The material below should be written out in full and exactly; pictures stay out of the copy.

Data for the task -
=-=-=-=-=

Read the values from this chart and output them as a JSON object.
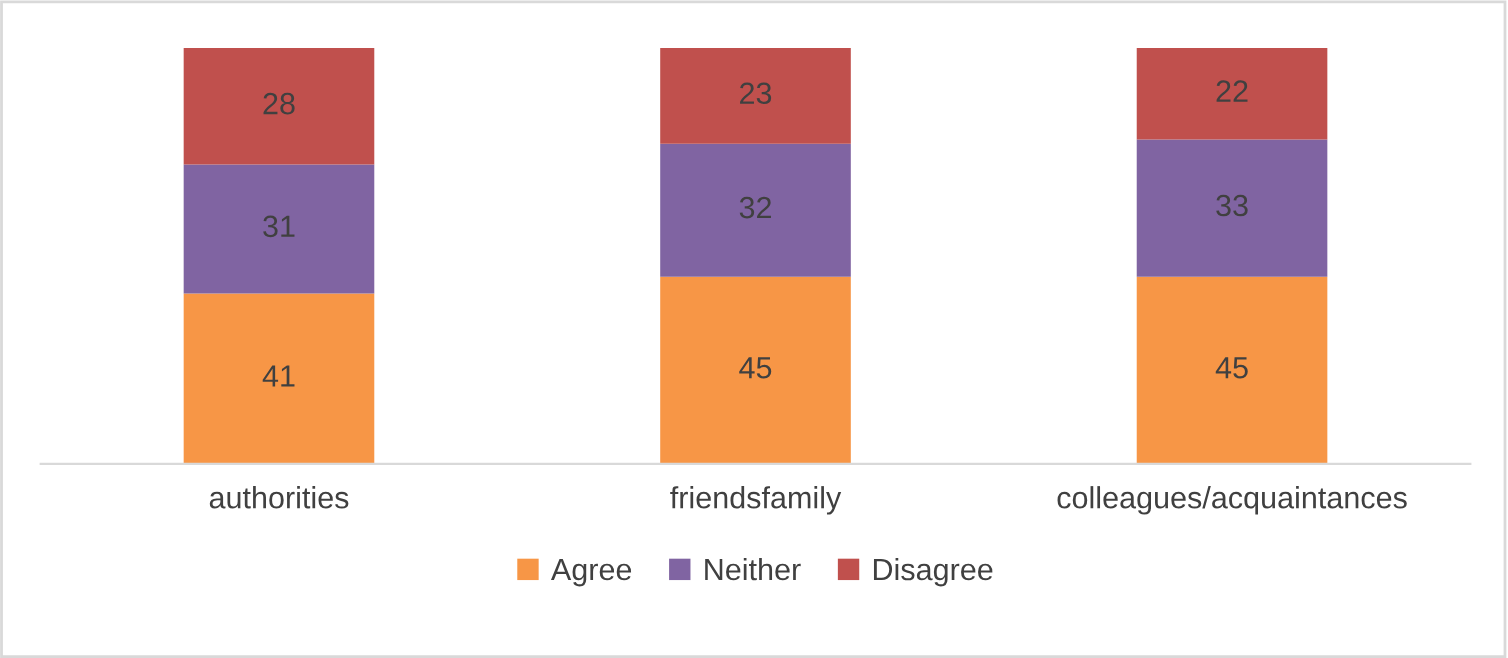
{
  "chart_data": {
    "type": "bar",
    "stacked": true,
    "data_labels": true,
    "legend": "bottom",
    "categories": [
      "authorities",
      "friendsfamily",
      "colleagues/acquaintances"
    ],
    "series": [
      {
        "name": "Agree",
        "color": "#f79646",
        "values": [
          41,
          45,
          45
        ]
      },
      {
        "name": "Neither",
        "color": "#8064a2",
        "values": [
          31,
          32,
          33
        ]
      },
      {
        "name": "Disagree",
        "color": "#c0504d",
        "values": [
          28,
          23,
          22
        ]
      }
    ]
  }
}
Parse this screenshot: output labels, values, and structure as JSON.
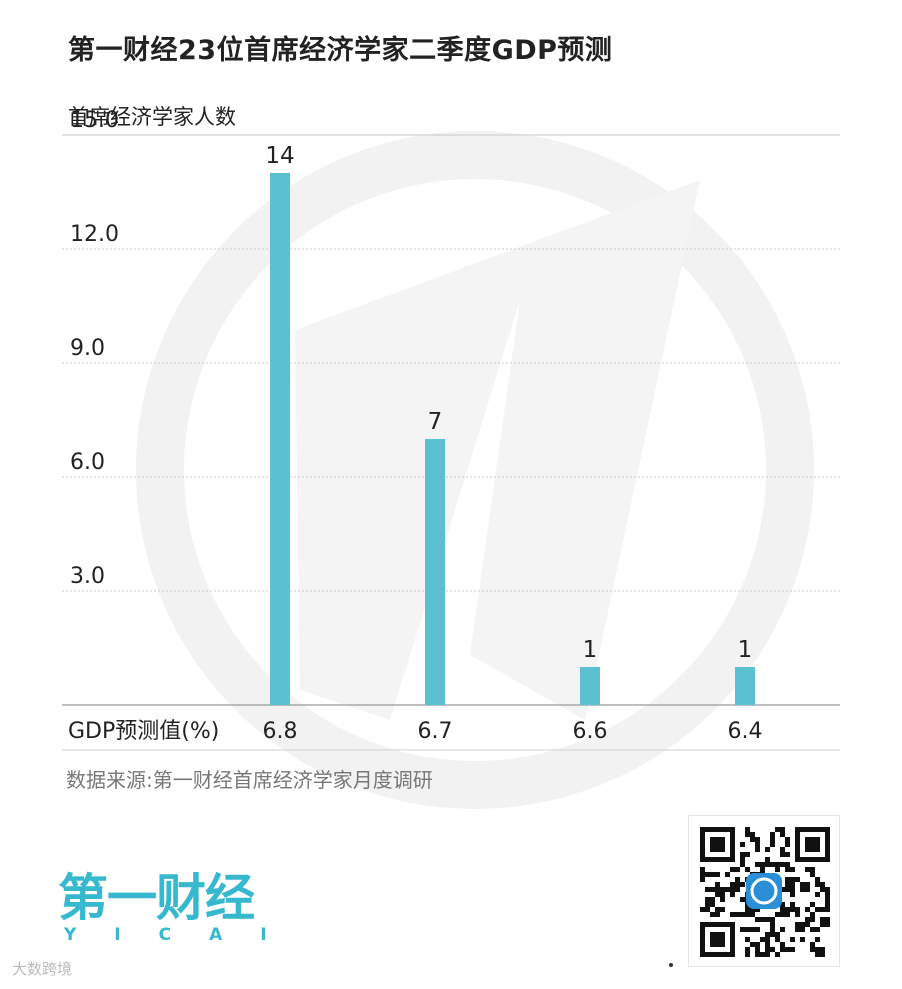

=-=-=-=-=

Task answer -
Read the values from this chart and output them as a JSON object.
{
  "chart_data": {
    "type": "bar",
    "stacked": true,
    "data_labels": true,
    "legend": "bottom",
    "categories": [
      "authorities",
      "friendsfamily",
      "colleagues/acquaintances"
    ],
    "series": [
      {
        "name": "Agree",
        "color": "#f79646",
        "values": [
          41,
          45,
          45
        ]
      },
      {
        "name": "Neither",
        "color": "#8064a2",
        "values": [
          31,
          32,
          33
        ]
      },
      {
        "name": "Disagree",
        "color": "#c0504d",
        "values": [
          28,
          23,
          22
        ]
      }
    ]
  }
}
Parse this screenshot: output labels, values, and structure as JSON.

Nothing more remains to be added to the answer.